----- MATERIAL FOR THIS EXERCISE -----
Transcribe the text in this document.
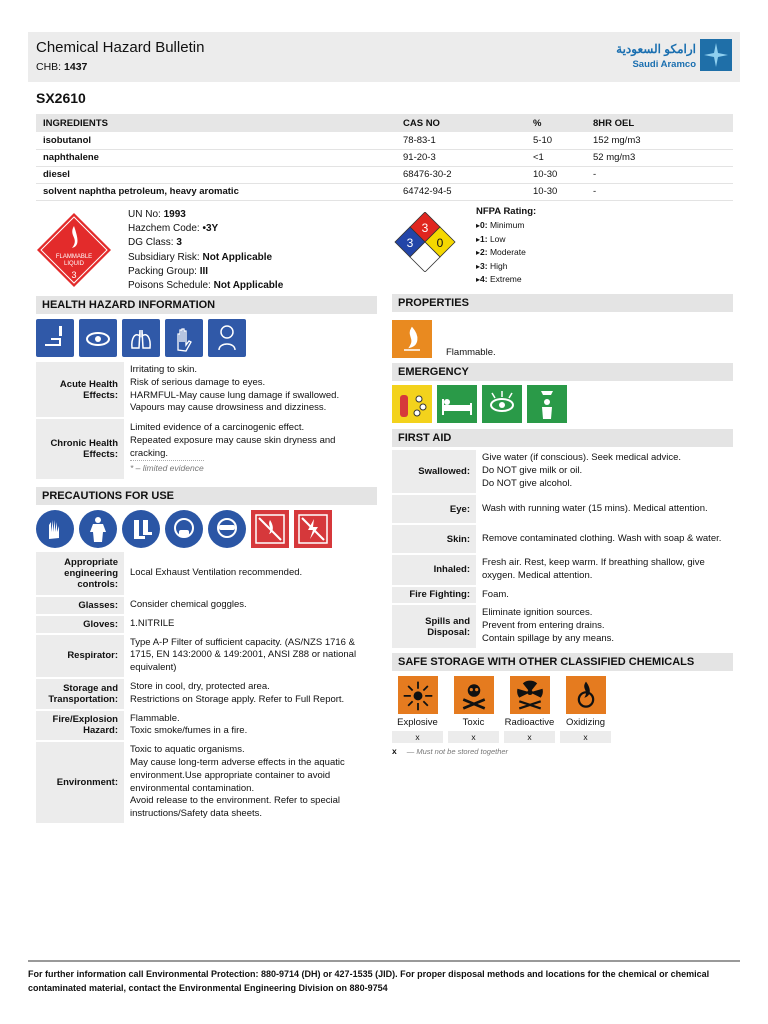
Chemical Hazard Bulletin
CHB: 1437
ارامكو السعودية
Saudi Aramco
SX2610
INGREDIENTS	CAS NO	%	8HR OEL
isobutanol	78-83-1	5-10	152 mg/m3
naphthalene	91-20-3	<1	52 mg/m3
diesel	68476-30-2	10-30	-
solvent naphtha petroleum, heavy aromatic	64742-94-5	10-30	-
FLAMMABLE
LIQUID
3
UN No: 1993
Hazchem Code: •3Y
DG Class: 3
Subsidiary Risk: Not Applicable
Packing Group: III
Poisons Schedule: Not Applicable
3
3 0
NFPA Rating:
▸ 0: Minimum
▸ 1: Low
▸ 2: Moderate
▸ 3: High
▸ 4: Extreme
HEALTH HAZARD INFORMATION
Acute Health Effects:	Irritating to skin.
Risk of serious damage to eyes.
HARMFUL-May cause lung damage if swallowed.
Vapours may cause drowsiness and dizziness.
Chronic Health Effects:	Limited evidence of a carcinogenic effect.
Repeated exposure may cause skin dryness and cracking.
* – limited evidence
PRECAUTIONS FOR USE
Appropriate engineering controls:	Local Exhaust Ventilation recommended.
Glasses:	Consider chemical goggles.
Gloves:	1.NITRILE
Respirator:	Type A-P Filter of sufficient capacity. (AS/NZS 1716 & 1715, EN 143:2000 & 149:2001, ANSI Z88 or national equivalent)
Storage and Transportation:	Store in cool, dry, protected area.
Restrictions on Storage apply. Refer to Full Report.
Fire/Explosion Hazard:	Flammable.
Toxic smoke/fumes in a fire.
Environment:	Toxic to aquatic organisms.
May cause long-term adverse effects in the aquatic environment.Use appropriate container to avoid environmental contamination.
Avoid release to the environment. Refer to special instructions/Safety data sheets.
PROPERTIES
Flammable.
EMERGENCY
FIRST AID
Swallowed:	Give water (if conscious). Seek medical advice.
Do NOT give milk or oil.
Do NOT give alcohol.
Eye:	Wash with running water (15 mins). Medical attention.
Skin:	Remove contaminated clothing. Wash with soap & water.
Inhaled:	Fresh air. Rest, keep warm. If breathing shallow, give oxygen. Medical attention.
Fire Fighting:	Foam.
Spills and Disposal:	Eliminate ignition sources.
Prevent from entering drains.
Contain spillage by any means.
SAFE STORAGE WITH OTHER CLASSIFIED CHEMICALS
Explosive
x
Toxic
x
Radioactive
x
Oxidizing
x
x — Must not be stored together
For further information call Environmental Protection: 880-9714 (DH) or 427-1535 (JID). For proper disposal methods and locations for the chemical or chemical contaminated material, contact the Environmental Engineering Division on 880-9754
-----
EXERCISE PROMPT: Reproduce all entries exactly. Pictures do not belong in the copy.

EXERCISE RESULT:
Transcribe the text in this document.
Chemical Hazard Bulletin
CHB: 1437
ارامكو السعودية
Saudi Aramco
SX2610
INGREDIENTS	CAS NO	%	8HR OEL
isobutanol	78-83-1	5-10	152 mg/m3
naphthalene	91-20-3	<1	52 mg/m3
diesel	68476-30-2	10-30	-
solvent naphtha petroleum, heavy aromatic	64742-94-5	10-30	-
FLAMMABLE
LIQUID
3
UN No: 1993
Hazchem Code: •3Y
DG Class: 3
Subsidiary Risk: Not Applicable
Packing Group: III
Poisons Schedule: Not Applicable
3
3 0
NFPA Rating:
▸ 0: Minimum
▸ 1: Low
▸ 2: Moderate
▸ 3: High
▸ 4: Extreme
HEALTH HAZARD INFORMATION
Acute Health Effects:	Irritating to skin.
Risk of serious damage to eyes.
HARMFUL-May cause lung damage if swallowed.
Vapours may cause drowsiness and dizziness.
Chronic Health Effects:	Limited evidence of a carcinogenic effect.
Repeated exposure may cause skin dryness and cracking.
* – limited evidence
PRECAUTIONS FOR USE
Appropriate engineering controls:	Local Exhaust Ventilation recommended.
Glasses:	Consider chemical goggles.
Gloves:	1.NITRILE
Respirator:	Type A-P Filter of sufficient capacity. (AS/NZS 1716 & 1715, EN 143:2000 & 149:2001, ANSI Z88 or national equivalent)
Storage and Transportation:	Store in cool, dry, protected area.
Restrictions on Storage apply. Refer to Full Report.
Fire/Explosion Hazard:	Flammable.
Toxic smoke/fumes in a fire.
Environment:	Toxic to aquatic organisms.
May cause long-term adverse effects in the aquatic environment.Use appropriate container to avoid environmental contamination.
Avoid release to the environment. Refer to special instructions/Safety data sheets.
PROPERTIES
Flammable.
EMERGENCY
FIRST AID
Swallowed:	Give water (if conscious). Seek medical advice.
Do NOT give milk or oil.
Do NOT give alcohol.
Eye:	Wash with running water (15 mins). Medical attention.
Skin:	Remove contaminated clothing. Wash with soap & water.
Inhaled:	Fresh air. Rest, keep warm. If breathing shallow, give oxygen. Medical attention.
Fire Fighting:	Foam.
Spills and Disposal:	Eliminate ignition sources.
Prevent from entering drains.
Contain spillage by any means.
SAFE STORAGE WITH OTHER CLASSIFIED CHEMICALS
Explosive
x
Toxic
x
Radioactive
x
Oxidizing
x
x — Must not be stored together
For further information call Environmental Protection: 880-9714 (DH) or 427-1535 (JID). For proper disposal methods and locations for the chemical or chemical contaminated material, contact the Environmental Engineering Division on 880-9754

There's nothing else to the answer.